• [REQUIREMENTS]: Copy every line of the items below word for word, but leave out the pictures.

• [DATA SUPPLIED]:
>> BEGIN
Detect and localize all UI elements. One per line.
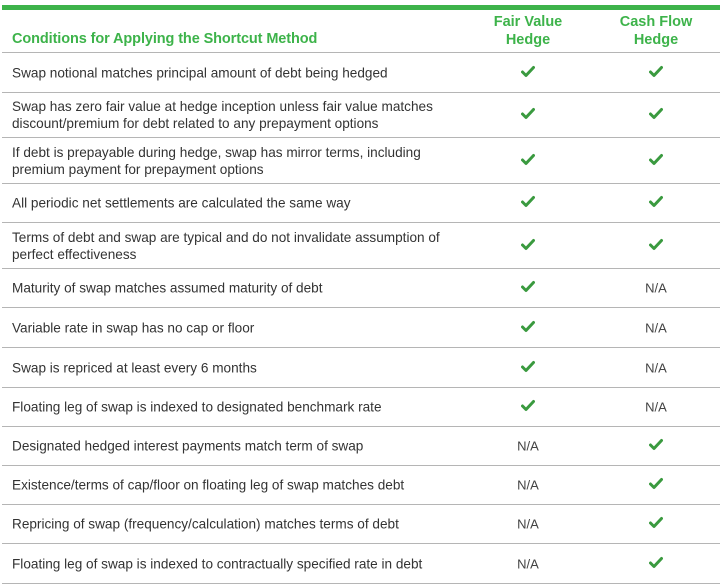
checkmark-icon — [521, 153, 535, 165]
cash-flow-check-cell — [601, 517, 711, 532]
condition-text: Swap is repriced at least every 6 months — [12, 360, 257, 375]
header-fair-value-line2: Hedge — [505, 32, 551, 48]
fair-value-na-cell: N/A — [517, 556, 539, 571]
table-row: Maturity of swap matches assumed maturit… — [2, 269, 720, 308]
checkmark-icon — [649, 108, 663, 120]
cash-flow-check-cell — [601, 556, 711, 571]
condition-text: Variable rate in swap has no cap or floo… — [12, 320, 255, 335]
checkmark-icon — [521, 65, 535, 77]
header-fair-value-hedge: Fair Value Hedge — [473, 13, 583, 49]
table-row: Floating leg of swap is indexed to desig… — [2, 388, 720, 427]
checkmark-icon — [649, 196, 663, 208]
condition-text: Swap notional matches principal amount o… — [12, 65, 388, 80]
table-row: Existence/terms of cap/floor on floating… — [2, 466, 720, 505]
header-conditions: Conditions for Applying the Shortcut Met… — [12, 31, 318, 47]
cash-flow-check-cell — [601, 196, 711, 211]
fair-value-check-cell — [473, 153, 583, 168]
fair-value-check-cell — [473, 65, 583, 80]
condition-text: Designated hedged interest payments matc… — [12, 438, 364, 454]
table-row: If debt is prepayable during hedge, swap… — [2, 138, 720, 184]
checkmark-icon — [521, 360, 535, 372]
cash-flow-check-cell — [601, 108, 711, 123]
checkmark-icon — [521, 108, 535, 120]
checkmark-icon — [521, 281, 535, 293]
checkmark-icon — [649, 238, 663, 250]
condition-text: Existence/terms of cap/floor on floating… — [12, 477, 405, 493]
table-row: Swap has zero fair value at hedge incept… — [2, 93, 720, 138]
checkmark-icon — [521, 320, 535, 332]
table-row: Terms of debt and swap are typical and d… — [2, 223, 720, 269]
condition-text: If debt is prepayable during hedge, swap… — [12, 144, 421, 177]
checkmark-icon — [649, 556, 663, 568]
checkmark-icon — [649, 478, 663, 490]
condition-text: Terms of debt and swap are typical and d… — [12, 229, 440, 262]
table-body: Swap notional matches principal amount o… — [2, 53, 720, 584]
checkmark-icon — [521, 196, 535, 208]
table-row: Repricing of swap (frequency/calculation… — [2, 505, 720, 544]
checkmark-icon — [649, 65, 663, 77]
cash-flow-na-cell: N/A — [645, 360, 667, 375]
table-row: Swap notional matches principal amount o… — [2, 53, 720, 93]
checkmark-icon — [521, 238, 535, 250]
table-row: Floating leg of swap is indexed to contr… — [2, 544, 720, 584]
checkmark-icon — [521, 400, 535, 412]
table-row: Variable rate in swap has no cap or floo… — [2, 308, 720, 348]
condition-text: Floating leg of swap is indexed to desig… — [12, 399, 382, 415]
table-header: Conditions for Applying the Shortcut Met… — [2, 10, 720, 53]
condition-text: All periodic net settlements are calcula… — [12, 195, 351, 211]
cash-flow-na-cell: N/A — [645, 320, 667, 335]
cash-flow-na-cell: N/A — [645, 280, 667, 296]
fair-value-check-cell — [473, 281, 583, 296]
cash-flow-check-cell — [601, 439, 711, 454]
header-cash-flow-line2: Hedge — [633, 32, 679, 48]
condition-text: Floating leg of swap is indexed to contr… — [12, 556, 423, 571]
header-fair-value-line1: Fair Value — [493, 14, 563, 30]
condition-text: Swap has zero fair value at hedge incept… — [12, 99, 433, 131]
checkmark-icon — [649, 153, 663, 165]
fair-value-check-cell — [473, 196, 583, 211]
cash-flow-check-cell — [601, 153, 711, 168]
cash-flow-check-cell — [601, 65, 711, 80]
cash-flow-check-cell — [601, 478, 711, 493]
fair-value-na-cell: N/A — [517, 516, 539, 532]
fair-value-check-cell — [473, 400, 583, 415]
condition-text: Maturity of swap matches assumed maturit… — [12, 280, 323, 296]
fair-value-check-cell — [473, 320, 583, 335]
cash-flow-na-cell: N/A — [645, 399, 667, 415]
cash-flow-check-cell — [601, 238, 711, 253]
header-cash-flow-hedge: Cash Flow Hedge — [601, 13, 711, 49]
fair-value-na-cell: N/A — [517, 477, 539, 493]
shortcut-method-table: Conditions for Applying the Shortcut Met… — [2, 10, 720, 584]
header-cash-flow-line1: Cash Flow — [619, 14, 693, 30]
table-row: All periodic net settlements are calcula… — [2, 184, 720, 223]
checkmark-icon — [649, 517, 663, 529]
fair-value-na-cell: N/A — [517, 438, 539, 454]
table-row: Swap is repriced at least every 6 months… — [2, 348, 720, 388]
fair-value-check-cell — [473, 360, 583, 375]
table-row: Designated hedged interest payments matc… — [2, 427, 720, 466]
checkmark-icon — [649, 439, 663, 451]
fair-value-check-cell — [473, 238, 583, 253]
fair-value-check-cell — [473, 108, 583, 123]
condition-text: Repricing of swap (frequency/calculation… — [12, 516, 399, 532]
>> END
• [TASK OUTPUT]:
Detect and localize all UI elements. One per line.
checkmark-icon — [521, 153, 535, 165]
cash-flow-check-cell — [601, 517, 711, 532]
condition-text: Swap is repriced at least every 6 months — [12, 360, 257, 375]
header-fair-value-line2: Hedge — [505, 32, 551, 48]
fair-value-na-cell: N/A — [517, 556, 539, 571]
table-row: Maturity of swap matches assumed maturit… — [2, 269, 720, 308]
checkmark-icon — [649, 108, 663, 120]
cash-flow-check-cell — [601, 556, 711, 571]
condition-text: Variable rate in swap has no cap or floo… — [12, 320, 255, 335]
checkmark-icon — [521, 65, 535, 77]
header-fair-value-hedge: Fair Value Hedge — [473, 13, 583, 49]
table-row: Floating leg of swap is indexed to desig… — [2, 388, 720, 427]
checkmark-icon — [649, 196, 663, 208]
condition-text: Swap notional matches principal amount o… — [12, 65, 388, 80]
table-row: Existence/terms of cap/floor on floating… — [2, 466, 720, 505]
header-conditions: Conditions for Applying the Shortcut Met… — [12, 31, 318, 47]
cash-flow-check-cell — [601, 196, 711, 211]
fair-value-check-cell — [473, 153, 583, 168]
fair-value-check-cell — [473, 65, 583, 80]
condition-text: Designated hedged interest payments matc… — [12, 438, 364, 454]
table-row: If debt is prepayable during hedge, swap… — [2, 138, 720, 184]
checkmark-icon — [521, 360, 535, 372]
cash-flow-check-cell — [601, 108, 711, 123]
checkmark-icon — [521, 108, 535, 120]
checkmark-icon — [521, 281, 535, 293]
checkmark-icon — [649, 238, 663, 250]
condition-text: Existence/terms of cap/floor on floating… — [12, 477, 405, 493]
table-row: Swap has zero fair value at hedge incept… — [2, 93, 720, 138]
checkmark-icon — [521, 320, 535, 332]
table-row: Terms of debt and swap are typical and d… — [2, 223, 720, 269]
condition-text: If debt is prepayable during hedge, swap… — [12, 144, 421, 177]
checkmark-icon — [649, 556, 663, 568]
checkmark-icon — [649, 478, 663, 490]
condition-text: Terms of debt and swap are typical and d… — [12, 229, 440, 262]
table-body: Swap notional matches principal amount o… — [2, 53, 720, 584]
checkmark-icon — [521, 196, 535, 208]
table-row: Repricing of swap (frequency/calculation… — [2, 505, 720, 544]
checkmark-icon — [649, 65, 663, 77]
cash-flow-na-cell: N/A — [645, 360, 667, 375]
table-row: Swap notional matches principal amount o… — [2, 53, 720, 93]
checkmark-icon — [521, 238, 535, 250]
table-row: Floating leg of swap is indexed to contr… — [2, 544, 720, 584]
checkmark-icon — [521, 400, 535, 412]
table-row: Variable rate in swap has no cap or floo… — [2, 308, 720, 348]
condition-text: Floating leg of swap is indexed to desig… — [12, 399, 382, 415]
table-header: Conditions for Applying the Shortcut Met… — [2, 10, 720, 53]
condition-text: All periodic net settlements are calcula… — [12, 195, 351, 211]
cash-flow-na-cell: N/A — [645, 320, 667, 335]
cash-flow-na-cell: N/A — [645, 280, 667, 296]
fair-value-check-cell — [473, 281, 583, 296]
cash-flow-check-cell — [601, 439, 711, 454]
header-cash-flow-line2: Hedge — [633, 32, 679, 48]
condition-text: Floating leg of swap is indexed to contr… — [12, 556, 423, 571]
header-fair-value-line1: Fair Value — [493, 14, 563, 30]
condition-text: Swap has zero fair value at hedge incept… — [12, 99, 433, 131]
checkmark-icon — [649, 153, 663, 165]
fair-value-check-cell — [473, 196, 583, 211]
cash-flow-check-cell — [601, 153, 711, 168]
cash-flow-check-cell — [601, 65, 711, 80]
cash-flow-check-cell — [601, 478, 711, 493]
fair-value-na-cell: N/A — [517, 516, 539, 532]
fair-value-check-cell — [473, 400, 583, 415]
condition-text: Maturity of swap matches assumed maturit… — [12, 280, 323, 296]
fair-value-check-cell — [473, 320, 583, 335]
cash-flow-na-cell: N/A — [645, 399, 667, 415]
cash-flow-check-cell — [601, 238, 711, 253]
header-cash-flow-hedge: Cash Flow Hedge — [601, 13, 711, 49]
fair-value-na-cell: N/A — [517, 477, 539, 493]
shortcut-method-table: Conditions for Applying the Shortcut Met… — [2, 10, 720, 584]
header-cash-flow-line1: Cash Flow — [619, 14, 693, 30]
table-row: All periodic net settlements are calcula… — [2, 184, 720, 223]
checkmark-icon — [649, 517, 663, 529]
fair-value-na-cell: N/A — [517, 438, 539, 454]
table-row: Swap is repriced at least every 6 months… — [2, 348, 720, 388]
fair-value-check-cell — [473, 360, 583, 375]
table-row: Designated hedged interest payments matc… — [2, 427, 720, 466]
checkmark-icon — [649, 439, 663, 451]
fair-value-check-cell — [473, 238, 583, 253]
fair-value-check-cell — [473, 108, 583, 123]
condition-text: Repricing of swap (frequency/calculation… — [12, 516, 399, 532]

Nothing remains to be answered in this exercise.